# Dataset rows start

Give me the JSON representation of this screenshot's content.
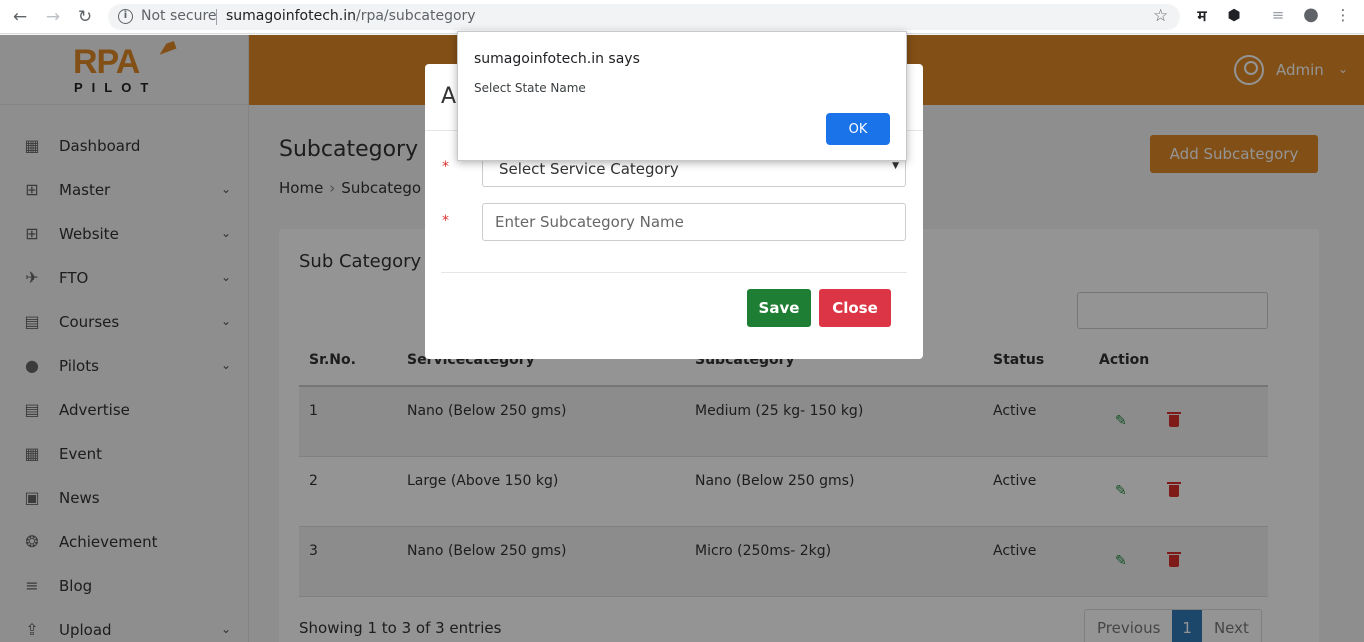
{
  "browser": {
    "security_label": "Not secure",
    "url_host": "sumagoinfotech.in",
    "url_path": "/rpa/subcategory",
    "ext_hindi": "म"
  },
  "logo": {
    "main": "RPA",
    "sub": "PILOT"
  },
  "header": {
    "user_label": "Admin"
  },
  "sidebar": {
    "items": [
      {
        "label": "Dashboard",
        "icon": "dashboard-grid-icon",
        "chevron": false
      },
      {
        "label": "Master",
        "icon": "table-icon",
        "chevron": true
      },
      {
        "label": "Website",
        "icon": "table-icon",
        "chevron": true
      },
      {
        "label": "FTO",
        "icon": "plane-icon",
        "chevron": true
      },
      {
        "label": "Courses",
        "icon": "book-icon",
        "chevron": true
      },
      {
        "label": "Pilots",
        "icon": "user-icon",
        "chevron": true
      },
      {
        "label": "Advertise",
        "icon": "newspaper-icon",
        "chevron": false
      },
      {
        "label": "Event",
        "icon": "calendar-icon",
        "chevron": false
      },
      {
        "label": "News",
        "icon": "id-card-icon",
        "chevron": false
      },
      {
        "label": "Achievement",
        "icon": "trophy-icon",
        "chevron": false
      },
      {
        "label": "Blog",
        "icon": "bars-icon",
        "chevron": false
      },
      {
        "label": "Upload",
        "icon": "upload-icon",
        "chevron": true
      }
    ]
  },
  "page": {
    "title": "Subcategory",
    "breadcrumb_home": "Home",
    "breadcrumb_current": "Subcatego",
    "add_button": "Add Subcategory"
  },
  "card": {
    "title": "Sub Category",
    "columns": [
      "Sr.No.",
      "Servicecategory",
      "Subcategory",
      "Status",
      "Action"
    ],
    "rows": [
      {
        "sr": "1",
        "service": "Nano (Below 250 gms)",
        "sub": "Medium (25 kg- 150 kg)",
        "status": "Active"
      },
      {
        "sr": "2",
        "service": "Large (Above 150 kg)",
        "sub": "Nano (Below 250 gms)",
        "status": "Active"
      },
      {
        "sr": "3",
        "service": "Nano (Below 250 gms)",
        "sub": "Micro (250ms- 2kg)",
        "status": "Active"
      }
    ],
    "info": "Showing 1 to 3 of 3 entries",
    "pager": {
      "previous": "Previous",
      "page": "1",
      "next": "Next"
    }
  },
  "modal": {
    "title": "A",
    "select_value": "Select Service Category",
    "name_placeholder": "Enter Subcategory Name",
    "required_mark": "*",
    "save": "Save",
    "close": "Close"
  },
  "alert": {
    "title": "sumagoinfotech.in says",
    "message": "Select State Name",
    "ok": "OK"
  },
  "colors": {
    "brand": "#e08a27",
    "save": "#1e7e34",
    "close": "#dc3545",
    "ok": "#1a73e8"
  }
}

# Dataset rows end

=== Task to complete ===
Output all of the data exactly as it stands, minus any images.

=== Response to this task ===
Give me the JSON representation of this screenshot's content.
{
  "browser": {
    "security_label": "Not secure",
    "url_host": "sumagoinfotech.in",
    "url_path": "/rpa/subcategory",
    "ext_hindi": "म"
  },
  "logo": {
    "main": "RPA",
    "sub": "PILOT"
  },
  "header": {
    "user_label": "Admin"
  },
  "sidebar": {
    "items": [
      {
        "label": "Dashboard",
        "icon": "dashboard-grid-icon",
        "chevron": false
      },
      {
        "label": "Master",
        "icon": "table-icon",
        "chevron": true
      },
      {
        "label": "Website",
        "icon": "table-icon",
        "chevron": true
      },
      {
        "label": "FTO",
        "icon": "plane-icon",
        "chevron": true
      },
      {
        "label": "Courses",
        "icon": "book-icon",
        "chevron": true
      },
      {
        "label": "Pilots",
        "icon": "user-icon",
        "chevron": true
      },
      {
        "label": "Advertise",
        "icon": "newspaper-icon",
        "chevron": false
      },
      {
        "label": "Event",
        "icon": "calendar-icon",
        "chevron": false
      },
      {
        "label": "News",
        "icon": "id-card-icon",
        "chevron": false
      },
      {
        "label": "Achievement",
        "icon": "trophy-icon",
        "chevron": false
      },
      {
        "label": "Blog",
        "icon": "bars-icon",
        "chevron": false
      },
      {
        "label": "Upload",
        "icon": "upload-icon",
        "chevron": true
      }
    ]
  },
  "page": {
    "title": "Subcategory",
    "breadcrumb_home": "Home",
    "breadcrumb_current": "Subcatego",
    "add_button": "Add Subcategory"
  },
  "card": {
    "title": "Sub Category",
    "columns": [
      "Sr.No.",
      "Servicecategory",
      "Subcategory",
      "Status",
      "Action"
    ],
    "rows": [
      {
        "sr": "1",
        "service": "Nano (Below 250 gms)",
        "sub": "Medium (25 kg- 150 kg)",
        "status": "Active"
      },
      {
        "sr": "2",
        "service": "Large (Above 150 kg)",
        "sub": "Nano (Below 250 gms)",
        "status": "Active"
      },
      {
        "sr": "3",
        "service": "Nano (Below 250 gms)",
        "sub": "Micro (250ms- 2kg)",
        "status": "Active"
      }
    ],
    "info": "Showing 1 to 3 of 3 entries",
    "pager": {
      "previous": "Previous",
      "page": "1",
      "next": "Next"
    }
  },
  "modal": {
    "title": "A",
    "select_value": "Select Service Category",
    "name_placeholder": "Enter Subcategory Name",
    "required_mark": "*",
    "save": "Save",
    "close": "Close"
  },
  "alert": {
    "title": "sumagoinfotech.in says",
    "message": "Select State Name",
    "ok": "OK"
  },
  "colors": {
    "brand": "#e08a27",
    "save": "#1e7e34",
    "close": "#dc3545",
    "ok": "#1a73e8"
  }
}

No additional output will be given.